Given instruction: Write out all records as given; omit images.
-------- Task data
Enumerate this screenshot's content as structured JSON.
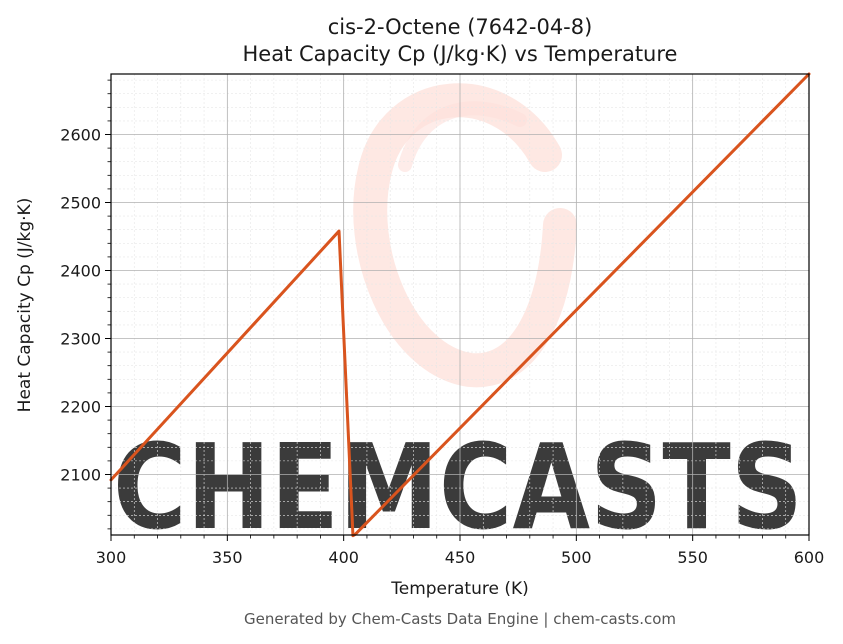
{
  "chart_data": {
    "type": "line",
    "title": "cis-2-Octene (7642-04-8)",
    "subtitle": "Heat Capacity Cp (J/kg·K) vs Temperature",
    "xlabel": "Temperature (K)",
    "ylabel": "Heat Capacity Cp (J/kg·K)",
    "xlim": [
      300,
      600
    ],
    "ylim": [
      2011,
      2689
    ],
    "x_ticks": [
      300,
      350,
      400,
      450,
      500,
      550,
      600
    ],
    "y_ticks": [
      2100,
      2200,
      2300,
      2400,
      2500,
      2600
    ],
    "grid": true,
    "series": [
      {
        "color": "#d9541e",
        "x": [
          300,
          398,
          404,
          405,
          600
        ],
        "y": [
          2092,
          2458,
          2010,
          2012,
          2689
        ]
      }
    ]
  },
  "watermark": {
    "text": "CHEMCASTS",
    "color": "#fde0da"
  },
  "footer": "Generated by Chem-Casts Data Engine | chem-casts.com"
}
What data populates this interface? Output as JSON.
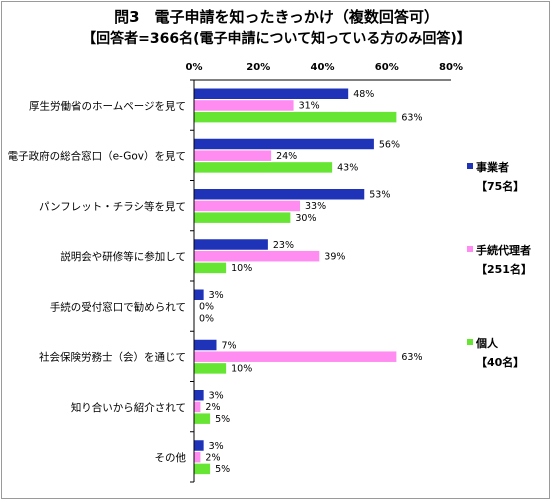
----------------
Problem solution:
Enumerate this screenshot's content as structured JSON.
{
  "chart_data": {
    "type": "line",
    "title": "cis-2-Octene (7642-04-8)",
    "subtitle": "Heat Capacity Cp (J/kg·K) vs Temperature",
    "xlabel": "Temperature (K)",
    "ylabel": "Heat Capacity Cp (J/kg·K)",
    "xlim": [
      300,
      600
    ],
    "ylim": [
      2011,
      2689
    ],
    "x_ticks": [
      300,
      350,
      400,
      450,
      500,
      550,
      600
    ],
    "y_ticks": [
      2100,
      2200,
      2300,
      2400,
      2500,
      2600
    ],
    "grid": true,
    "series": [
      {
        "color": "#d9541e",
        "x": [
          300,
          398,
          404,
          405,
          600
        ],
        "y": [
          2092,
          2458,
          2010,
          2012,
          2689
        ]
      }
    ]
  },
  "watermark": {
    "text": "CHEMCASTS",
    "color": "#fde0da"
  },
  "footer": "Generated by Chem-Casts Data Engine | chem-casts.com"
}
What data populates this interface? Output as JSON.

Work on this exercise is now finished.